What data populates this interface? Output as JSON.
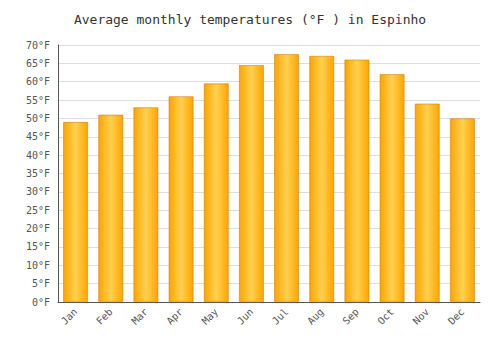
{
  "chart_data": {
    "type": "bar",
    "title": "Average monthly temperatures (°F ) in Espinho",
    "categories": [
      "Jan",
      "Feb",
      "Mar",
      "Apr",
      "May",
      "Jun",
      "Jul",
      "Aug",
      "Sep",
      "Oct",
      "Nov",
      "Dec"
    ],
    "values": [
      49,
      51,
      53,
      56,
      59.5,
      64.5,
      67.5,
      67,
      66,
      62,
      54,
      50
    ],
    "color": "#FFA500",
    "ylim": [
      0,
      70
    ],
    "yticks": [
      {
        "value": 0,
        "label": "0°F"
      },
      {
        "value": 5,
        "label": "5°F"
      },
      {
        "value": 10,
        "label": "10°F"
      },
      {
        "value": 15,
        "label": "15°F"
      },
      {
        "value": 20,
        "label": "20°F"
      },
      {
        "value": 25,
        "label": "25°F"
      },
      {
        "value": 30,
        "label": "30°F"
      },
      {
        "value": 35,
        "label": "35°F"
      },
      {
        "value": 40,
        "label": "40°F"
      },
      {
        "value": 45,
        "label": "45°F"
      },
      {
        "value": 50,
        "label": "50°F"
      },
      {
        "value": 55,
        "label": "55°F"
      },
      {
        "value": 60,
        "label": "60°F"
      },
      {
        "value": 65,
        "label": "65°F"
      },
      {
        "value": 70,
        "label": "70°F"
      }
    ],
    "grid": true
  }
}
************
▶ _TASK STATEMENT_
Reproduce the material above in full, exactly, with no images.

▶ _THE RESULT_
What data populates this interface? Output as JSON.
{
  "chart_data": {
    "type": "bar",
    "title": "Average monthly temperatures (°F ) in Espinho",
    "categories": [
      "Jan",
      "Feb",
      "Mar",
      "Apr",
      "May",
      "Jun",
      "Jul",
      "Aug",
      "Sep",
      "Oct",
      "Nov",
      "Dec"
    ],
    "values": [
      49,
      51,
      53,
      56,
      59.5,
      64.5,
      67.5,
      67,
      66,
      62,
      54,
      50
    ],
    "color": "#FFA500",
    "ylim": [
      0,
      70
    ],
    "yticks": [
      {
        "value": 0,
        "label": "0°F"
      },
      {
        "value": 5,
        "label": "5°F"
      },
      {
        "value": 10,
        "label": "10°F"
      },
      {
        "value": 15,
        "label": "15°F"
      },
      {
        "value": 20,
        "label": "20°F"
      },
      {
        "value": 25,
        "label": "25°F"
      },
      {
        "value": 30,
        "label": "30°F"
      },
      {
        "value": 35,
        "label": "35°F"
      },
      {
        "value": 40,
        "label": "40°F"
      },
      {
        "value": 45,
        "label": "45°F"
      },
      {
        "value": 50,
        "label": "50°F"
      },
      {
        "value": 55,
        "label": "55°F"
      },
      {
        "value": 60,
        "label": "60°F"
      },
      {
        "value": 65,
        "label": "65°F"
      },
      {
        "value": 70,
        "label": "70°F"
      }
    ],
    "grid": true
  }
}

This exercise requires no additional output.